Dataset listings of figures

▼

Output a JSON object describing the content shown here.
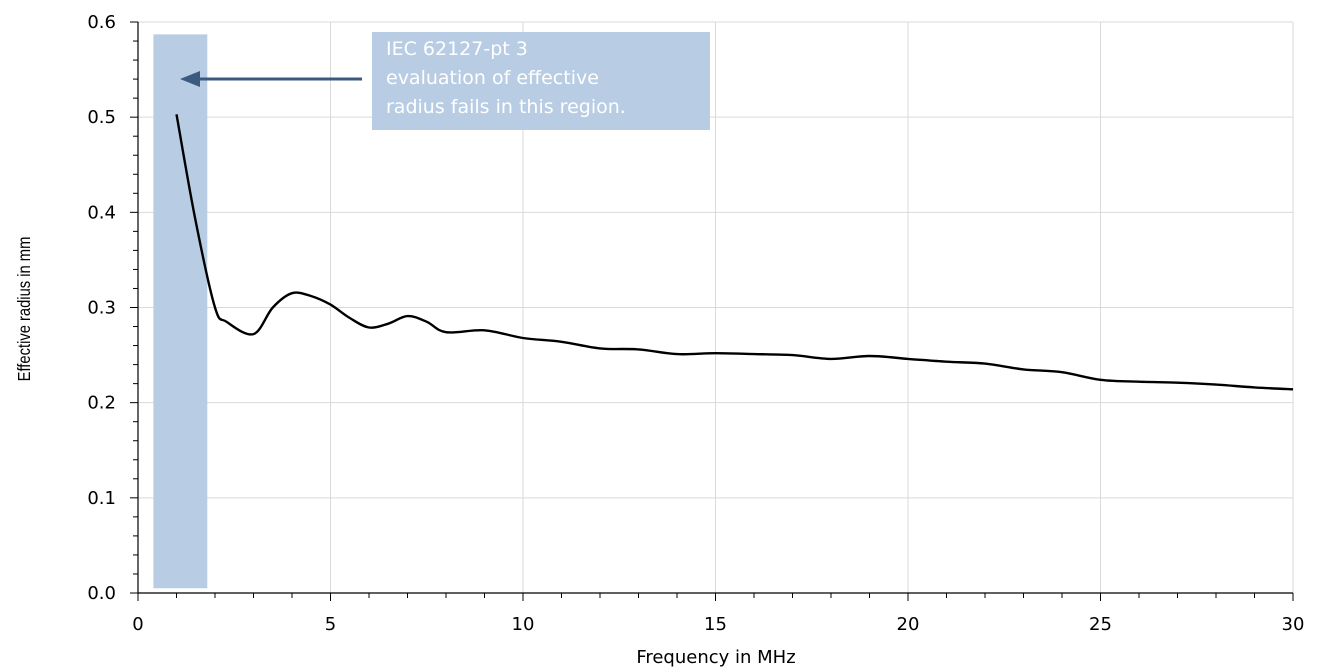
{
  "chart_data": {
    "type": "line",
    "xlabel": "Frequency in MHz",
    "ylabel": "Effective  radius in mm",
    "xlim": [
      0,
      30
    ],
    "ylim": [
      0,
      0.6
    ],
    "x_ticks": [
      0,
      5,
      10,
      15,
      20,
      25,
      30
    ],
    "y_ticks": [
      "0.0",
      "0.1",
      "0.2",
      "0.3",
      "0.4",
      "0.5",
      "0.6"
    ],
    "grid": "vertical",
    "line_color": "#000000",
    "series": [
      {
        "x": [
          1,
          1.5,
          2,
          2.3,
          3,
          3.5,
          4,
          4.5,
          5,
          5.5,
          6,
          6.5,
          7,
          7.5,
          8,
          9,
          10,
          11,
          12,
          13,
          14,
          15,
          16,
          17,
          18,
          19,
          20,
          21,
          22,
          23,
          24,
          25,
          26,
          27,
          28,
          29,
          30
        ],
        "y": [
          0.503,
          0.39,
          0.3,
          0.285,
          0.272,
          0.3,
          0.315,
          0.312,
          0.303,
          0.289,
          0.279,
          0.283,
          0.291,
          0.285,
          0.274,
          0.276,
          0.268,
          0.264,
          0.257,
          0.256,
          0.251,
          0.252,
          0.251,
          0.25,
          0.246,
          0.249,
          0.246,
          0.243,
          0.241,
          0.235,
          0.232,
          0.224,
          0.222,
          0.221,
          0.219,
          0.216,
          0.214
        ]
      }
    ],
    "shaded_region": {
      "x": [
        0.4,
        1.8
      ],
      "y": [
        0.005,
        0.587
      ],
      "color": "#b8cce4"
    },
    "annotation": {
      "lines": [
        "IEC 62127-pt 3",
        "evaluation  of effective",
        "radius fails in this region."
      ],
      "box_color": "#b8cce4",
      "arrow_color": "#3b5a7e"
    }
  }
}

▲

Written instruction
For each line of the listing that holds the word "radius", show that line.

Completed exercise
    "ylabel": "Effective  radius in mm",
        "radius fails in this region."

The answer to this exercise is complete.